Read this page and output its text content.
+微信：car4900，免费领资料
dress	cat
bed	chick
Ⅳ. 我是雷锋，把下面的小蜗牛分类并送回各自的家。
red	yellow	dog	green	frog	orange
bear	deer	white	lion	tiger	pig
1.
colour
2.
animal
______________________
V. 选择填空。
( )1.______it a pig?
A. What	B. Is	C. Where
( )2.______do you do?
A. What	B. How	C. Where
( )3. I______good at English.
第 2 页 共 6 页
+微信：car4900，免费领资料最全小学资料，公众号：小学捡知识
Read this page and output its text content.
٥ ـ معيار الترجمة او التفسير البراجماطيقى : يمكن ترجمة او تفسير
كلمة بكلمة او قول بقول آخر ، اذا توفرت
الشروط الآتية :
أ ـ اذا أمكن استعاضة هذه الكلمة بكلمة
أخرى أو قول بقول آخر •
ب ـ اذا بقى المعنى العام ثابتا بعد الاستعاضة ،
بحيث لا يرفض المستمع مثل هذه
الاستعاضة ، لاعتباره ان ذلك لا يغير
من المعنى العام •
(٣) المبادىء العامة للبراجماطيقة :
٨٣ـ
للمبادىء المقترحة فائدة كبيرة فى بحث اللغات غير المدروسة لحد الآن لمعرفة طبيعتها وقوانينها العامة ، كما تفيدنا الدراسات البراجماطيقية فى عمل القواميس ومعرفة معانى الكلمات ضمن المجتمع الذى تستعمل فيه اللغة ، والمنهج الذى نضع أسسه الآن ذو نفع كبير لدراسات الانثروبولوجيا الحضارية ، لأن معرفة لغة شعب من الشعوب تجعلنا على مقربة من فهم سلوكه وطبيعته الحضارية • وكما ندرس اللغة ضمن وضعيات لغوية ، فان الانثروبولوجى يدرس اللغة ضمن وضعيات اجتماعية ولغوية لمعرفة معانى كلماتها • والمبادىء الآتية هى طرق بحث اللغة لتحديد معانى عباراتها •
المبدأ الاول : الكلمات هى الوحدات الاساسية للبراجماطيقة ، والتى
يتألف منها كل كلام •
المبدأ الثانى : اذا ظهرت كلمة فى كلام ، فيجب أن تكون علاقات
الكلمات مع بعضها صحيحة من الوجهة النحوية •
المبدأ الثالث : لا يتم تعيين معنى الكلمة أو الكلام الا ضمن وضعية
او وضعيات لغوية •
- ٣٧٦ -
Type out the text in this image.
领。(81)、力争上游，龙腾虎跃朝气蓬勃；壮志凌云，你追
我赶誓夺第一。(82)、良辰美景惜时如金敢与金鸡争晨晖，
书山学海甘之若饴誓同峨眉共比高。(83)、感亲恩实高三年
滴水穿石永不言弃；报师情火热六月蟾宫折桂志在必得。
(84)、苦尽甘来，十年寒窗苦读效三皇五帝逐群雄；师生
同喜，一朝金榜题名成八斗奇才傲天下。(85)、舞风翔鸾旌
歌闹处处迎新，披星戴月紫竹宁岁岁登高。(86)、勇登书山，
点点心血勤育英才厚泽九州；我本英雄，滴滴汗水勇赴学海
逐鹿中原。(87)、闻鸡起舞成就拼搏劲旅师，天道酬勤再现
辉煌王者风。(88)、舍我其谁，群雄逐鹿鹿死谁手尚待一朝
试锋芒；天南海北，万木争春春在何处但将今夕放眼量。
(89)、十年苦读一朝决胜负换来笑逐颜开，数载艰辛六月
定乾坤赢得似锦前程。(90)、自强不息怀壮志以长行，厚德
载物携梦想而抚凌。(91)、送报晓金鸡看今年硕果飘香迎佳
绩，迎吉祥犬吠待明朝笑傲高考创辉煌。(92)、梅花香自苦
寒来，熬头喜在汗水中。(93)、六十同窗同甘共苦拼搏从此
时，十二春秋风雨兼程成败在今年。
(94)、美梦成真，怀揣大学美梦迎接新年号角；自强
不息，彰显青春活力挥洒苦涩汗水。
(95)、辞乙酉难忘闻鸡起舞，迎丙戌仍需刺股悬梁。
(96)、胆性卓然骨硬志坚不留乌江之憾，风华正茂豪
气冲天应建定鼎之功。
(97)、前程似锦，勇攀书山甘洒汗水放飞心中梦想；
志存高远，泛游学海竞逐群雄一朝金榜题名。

· · · · ·

> **Given problem**
Type out all of the material again, word for word.

> **Finished task**
Read this page and output its text content.
+微信：car4900，免费领资料
dress	cat
bed	chick
Ⅳ. 我是雷锋，把下面的小蜗牛分类并送回各自的家。
red	yellow	dog	green	frog	orange
bear	deer	white	lion	tiger	pig
1.
colour
2.
animal
______________________
V. 选择填空。
( )1.______it a pig?
A. What	B. Is	C. Where
( )2.______do you do?
A. What	B. How	C. Where
( )3. I______good at English.
第 2 页 共 6 页
+微信：car4900，免费领资料最全小学资料，公众号：小学捡知识
Read this page and output its text content.
٥ ـ معيار الترجمة او التفسير البراجماطيقى : يمكن ترجمة او تفسير
كلمة بكلمة او قول بقول آخر ، اذا توفرت
الشروط الآتية :
أ ـ اذا أمكن استعاضة هذه الكلمة بكلمة
أخرى أو قول بقول آخر •
ب ـ اذا بقى المعنى العام ثابتا بعد الاستعاضة ،
بحيث لا يرفض المستمع مثل هذه
الاستعاضة ، لاعتباره ان ذلك لا يغير
من المعنى العام •
(٣) المبادىء العامة للبراجماطيقة :
٨٣ـ
للمبادىء المقترحة فائدة كبيرة فى بحث اللغات غير المدروسة لحد الآن لمعرفة طبيعتها وقوانينها العامة ، كما تفيدنا الدراسات البراجماطيقية فى عمل القواميس ومعرفة معانى الكلمات ضمن المجتمع الذى تستعمل فيه اللغة ، والمنهج الذى نضع أسسه الآن ذو نفع كبير لدراسات الانثروبولوجيا الحضارية ، لأن معرفة لغة شعب من الشعوب تجعلنا على مقربة من فهم سلوكه وطبيعته الحضارية • وكما ندرس اللغة ضمن وضعيات لغوية ، فان الانثروبولوجى يدرس اللغة ضمن وضعيات اجتماعية ولغوية لمعرفة معانى كلماتها • والمبادىء الآتية هى طرق بحث اللغة لتحديد معانى عباراتها •
المبدأ الاول : الكلمات هى الوحدات الاساسية للبراجماطيقة ، والتى
يتألف منها كل كلام •
المبدأ الثانى : اذا ظهرت كلمة فى كلام ، فيجب أن تكون علاقات
الكلمات مع بعضها صحيحة من الوجهة النحوية •
المبدأ الثالث : لا يتم تعيين معنى الكلمة أو الكلام الا ضمن وضعية
او وضعيات لغوية •
- ٣٧٦ -
Type out the text in this image.
领。(81)、力争上游，龙腾虎跃朝气蓬勃；壮志凌云，你追
我赶誓夺第一。(82)、良辰美景惜时如金敢与金鸡争晨晖，
书山学海甘之若饴誓同峨眉共比高。(83)、感亲恩实高三年
滴水穿石永不言弃；报师情火热六月蟾宫折桂志在必得。
(84)、苦尽甘来，十年寒窗苦读效三皇五帝逐群雄；师生
同喜，一朝金榜题名成八斗奇才傲天下。(85)、舞风翔鸾旌
歌闹处处迎新，披星戴月紫竹宁岁岁登高。(86)、勇登书山，
点点心血勤育英才厚泽九州；我本英雄，滴滴汗水勇赴学海
逐鹿中原。(87)、闻鸡起舞成就拼搏劲旅师，天道酬勤再现
辉煌王者风。(88)、舍我其谁，群雄逐鹿鹿死谁手尚待一朝
试锋芒；天南海北，万木争春春在何处但将今夕放眼量。
(89)、十年苦读一朝决胜负换来笑逐颜开，数载艰辛六月
定乾坤赢得似锦前程。(90)、自强不息怀壮志以长行，厚德
载物携梦想而抚凌。(91)、送报晓金鸡看今年硕果飘香迎佳
绩，迎吉祥犬吠待明朝笑傲高考创辉煌。(92)、梅花香自苦
寒来，熬头喜在汗水中。(93)、六十同窗同甘共苦拼搏从此
时，十二春秋风雨兼程成败在今年。
(94)、美梦成真，怀揣大学美梦迎接新年号角；自强
不息，彰显青春活力挥洒苦涩汗水。
(95)、辞乙酉难忘闻鸡起舞，迎丙戌仍需刺股悬梁。
(96)、胆性卓然骨硬志坚不留乌江之憾，风华正茂豪
气冲天应建定鼎之功。
(97)、前程似锦，勇攀书山甘洒汗水放飞心中梦想；
志存高远，泛游学海竞逐群雄一朝金榜题名。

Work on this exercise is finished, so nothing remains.